- DO THIS -
Please rewrite all of the items below, replacing "screenshot" with "capture" and leaving everything else unchanged. Leave out the pictures.

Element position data
◆ ◆ ◆ ◆

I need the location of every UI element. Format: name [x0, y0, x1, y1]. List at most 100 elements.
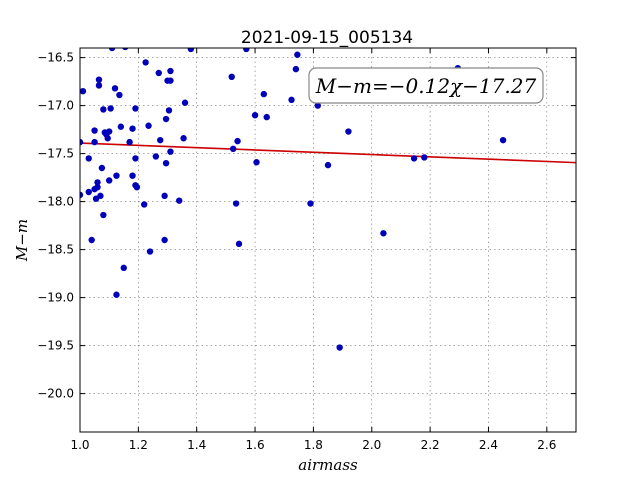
data-point	[232, 200, 240, 207]
data-point	[80, 138, 84, 146]
data-point	[116, 91, 123, 99]
data-point	[180, 135, 187, 142]
data-point	[113, 291, 120, 298]
data-point	[94, 179, 101, 186]
data-point	[80, 191, 84, 199]
data-point	[288, 96, 295, 104]
data-point	[253, 159, 260, 166]
y-axis-label: M−m	[13, 219, 31, 262]
data-point	[235, 240, 243, 248]
data-point	[155, 69, 162, 77]
data-point	[421, 154, 428, 161]
data-point	[95, 76, 103, 83]
data-point	[243, 48, 250, 53]
grid	[79, 48, 576, 432]
data-point	[104, 135, 111, 142]
y-tick-label: −17.0	[37, 99, 74, 113]
y-tick-label: −19.5	[37, 339, 74, 353]
data-point	[176, 197, 183, 204]
data-point	[229, 145, 237, 152]
data-point	[100, 211, 107, 219]
data-point	[95, 82, 103, 89]
data-point	[122, 48, 129, 51]
plot-frame	[79, 47, 577, 433]
data-point	[162, 115, 170, 123]
x-tick-label: 2.4	[479, 438, 498, 452]
data-point	[80, 88, 87, 95]
x-tick-label: 2.6	[537, 438, 556, 452]
data-point	[100, 106, 107, 113]
data-point	[181, 99, 189, 106]
data-point	[132, 155, 139, 162]
data-point	[107, 105, 114, 112]
data-point	[129, 172, 136, 179]
x-tick-label: 1.8	[304, 438, 323, 452]
data-point	[380, 230, 387, 237]
data-point	[140, 201, 148, 208]
data-point	[167, 148, 174, 155]
data-point	[142, 59, 149, 66]
data-point	[234, 137, 241, 145]
data-point	[157, 136, 164, 144]
data-point	[129, 125, 136, 132]
data-point	[260, 90, 268, 98]
y-axis-ticks: −16.5 −17.0 −17.5 −18.0 −18.5 −19.0 −19.5 −20.0	[37, 51, 576, 401]
data-point	[499, 136, 507, 144]
data-point	[314, 102, 321, 109]
annotation-box	[308, 67, 544, 104]
y-tick-label: −18.0	[37, 195, 74, 209]
fit-annotation: M−m=−0.12χ−17.27	[308, 67, 544, 104]
data-point	[187, 48, 195, 53]
data-point	[251, 112, 259, 119]
fit-line-group	[80, 142, 576, 164]
data-point	[294, 51, 301, 58]
data-point	[324, 161, 332, 169]
data-point	[111, 85, 119, 92]
data-point	[117, 123, 125, 130]
x-axis-label: airmass	[298, 456, 358, 474]
data-point	[228, 73, 235, 81]
fit-equation: M−m=−0.12χ−17.27	[315, 74, 537, 98]
x-tick-label: 2.0	[362, 438, 381, 452]
data-point	[98, 164, 106, 172]
plot-area	[80, 48, 576, 351]
data-point	[94, 184, 101, 191]
data-point	[88, 236, 95, 244]
data-point	[105, 128, 113, 135]
data-point	[161, 236, 168, 244]
data-point	[105, 177, 113, 184]
data-point	[85, 188, 92, 196]
x-axis-ticks: 1.0 1.2 1.4 1.6 1.8 2.0 2.2 2.4 2.6	[70, 48, 556, 452]
data-point	[345, 128, 352, 135]
data-point	[145, 122, 152, 129]
y-tick-label: −18.5	[37, 243, 74, 257]
data-point	[146, 248, 154, 255]
data-point	[162, 160, 170, 167]
data-point	[113, 172, 120, 179]
data-points	[80, 48, 507, 351]
y-tick-label: −16.5	[37, 51, 74, 65]
x-tick-label: 1.0	[70, 438, 89, 452]
data-point	[292, 65, 300, 73]
data-point	[161, 192, 168, 200]
chart-title: 2021-09-15_005134	[241, 28, 413, 48]
data-point	[126, 138, 133, 146]
x-tick-label: 1.4	[187, 438, 206, 452]
data-point	[336, 344, 343, 351]
y-tick-label: −17.5	[37, 147, 74, 161]
data-point	[167, 67, 174, 75]
data-point	[91, 127, 98, 134]
data-point	[167, 77, 174, 84]
data-point	[263, 113, 270, 121]
x-tick-label: 2.2	[421, 438, 440, 452]
y-tick-label: −19.0	[37, 291, 74, 305]
y-tick-label: −20.0	[37, 387, 74, 401]
data-point	[132, 105, 139, 112]
data-point	[307, 200, 314, 207]
data-point	[152, 153, 160, 160]
x-tick-label: 1.6	[246, 438, 265, 452]
data-point	[120, 264, 127, 272]
data-point	[165, 107, 173, 114]
data-point	[108, 48, 116, 52]
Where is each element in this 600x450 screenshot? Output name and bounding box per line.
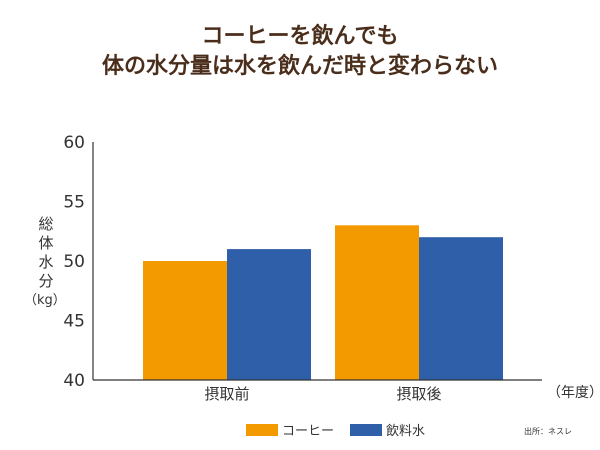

◆ ◆ ◆ ◆

- PROBLEM SOLUTION -
I need the location of every UI element. Format: name [x0, y0, x1, y1]. List at most 100 elements.
data-point	[232, 200, 240, 207]
data-point	[80, 138, 84, 146]
data-point	[116, 91, 123, 99]
data-point	[180, 135, 187, 142]
data-point	[113, 291, 120, 298]
data-point	[94, 179, 101, 186]
data-point	[80, 191, 84, 199]
data-point	[288, 96, 295, 104]
data-point	[253, 159, 260, 166]
y-axis-label: M−m	[13, 219, 31, 262]
data-point	[235, 240, 243, 248]
data-point	[155, 69, 162, 77]
data-point	[421, 154, 428, 161]
data-point	[95, 76, 103, 83]
data-point	[243, 48, 250, 53]
grid	[79, 48, 576, 432]
data-point	[104, 135, 111, 142]
y-tick-label: −17.0	[37, 99, 74, 113]
y-tick-label: −19.5	[37, 339, 74, 353]
data-point	[176, 197, 183, 204]
data-point	[229, 145, 237, 152]
data-point	[100, 211, 107, 219]
data-point	[95, 82, 103, 89]
data-point	[122, 48, 129, 51]
plot-frame	[79, 47, 577, 433]
data-point	[162, 115, 170, 123]
x-tick-label: 2.4	[479, 438, 498, 452]
data-point	[80, 88, 87, 95]
x-tick-label: 2.6	[537, 438, 556, 452]
data-point	[100, 106, 107, 113]
data-point	[181, 99, 189, 106]
data-point	[132, 155, 139, 162]
data-point	[107, 105, 114, 112]
data-point	[129, 172, 136, 179]
x-tick-label: 1.8	[304, 438, 323, 452]
data-point	[380, 230, 387, 237]
data-point	[140, 201, 148, 208]
data-point	[167, 148, 174, 155]
data-point	[142, 59, 149, 66]
data-point	[234, 137, 241, 145]
data-point	[157, 136, 164, 144]
data-point	[129, 125, 136, 132]
data-point	[260, 90, 268, 98]
y-axis-ticks: −16.5 −17.0 −17.5 −18.0 −18.5 −19.0 −19.5 −20.0	[37, 51, 576, 401]
data-point	[499, 136, 507, 144]
data-point	[314, 102, 321, 109]
annotation-box	[308, 67, 544, 104]
y-tick-label: −18.0	[37, 195, 74, 209]
fit-annotation: M−m=−0.12χ−17.27	[308, 67, 544, 104]
data-point	[187, 48, 195, 53]
data-point	[251, 112, 259, 119]
fit-line-group	[80, 142, 576, 164]
data-point	[294, 51, 301, 58]
data-point	[324, 161, 332, 169]
data-point	[111, 85, 119, 92]
data-point	[117, 123, 125, 130]
x-axis-label: airmass	[298, 456, 358, 474]
data-point	[228, 73, 235, 81]
fit-equation: M−m=−0.12χ−17.27	[315, 74, 537, 98]
x-tick-label: 2.0	[362, 438, 381, 452]
data-point	[98, 164, 106, 172]
plot-area	[80, 48, 576, 351]
data-point	[94, 184, 101, 191]
data-point	[88, 236, 95, 244]
data-point	[105, 128, 113, 135]
data-point	[161, 236, 168, 244]
data-point	[105, 177, 113, 184]
data-point	[85, 188, 92, 196]
x-axis-ticks: 1.0 1.2 1.4 1.6 1.8 2.0 2.2 2.4 2.6	[70, 48, 556, 452]
data-point	[345, 128, 352, 135]
data-point	[145, 122, 152, 129]
y-tick-label: −18.5	[37, 243, 74, 257]
data-point	[146, 248, 154, 255]
data-point	[162, 160, 170, 167]
data-point	[113, 172, 120, 179]
data-points	[80, 48, 507, 351]
y-tick-label: −16.5	[37, 51, 74, 65]
x-tick-label: 1.0	[70, 438, 89, 452]
data-point	[292, 65, 300, 73]
data-point	[161, 192, 168, 200]
chart-title: 2021-09-15_005134	[241, 28, 413, 48]
data-point	[126, 138, 133, 146]
x-tick-label: 1.4	[187, 438, 206, 452]
data-point	[336, 344, 343, 351]
y-tick-label: −17.5	[37, 147, 74, 161]
data-point	[167, 67, 174, 75]
data-point	[91, 127, 98, 134]
data-point	[167, 77, 174, 84]
data-point	[263, 113, 270, 121]
x-tick-label: 2.2	[421, 438, 440, 452]
y-tick-label: −19.0	[37, 291, 74, 305]
y-tick-label: −20.0	[37, 387, 74, 401]
data-point	[132, 105, 139, 112]
data-point	[307, 200, 314, 207]
data-point	[152, 153, 160, 160]
x-tick-label: 1.6	[246, 438, 265, 452]
data-point	[120, 264, 127, 272]
data-point	[165, 107, 173, 114]
data-point	[108, 48, 116, 52]
Where is each element in this 600x450 capture? Output name and bounding box per line.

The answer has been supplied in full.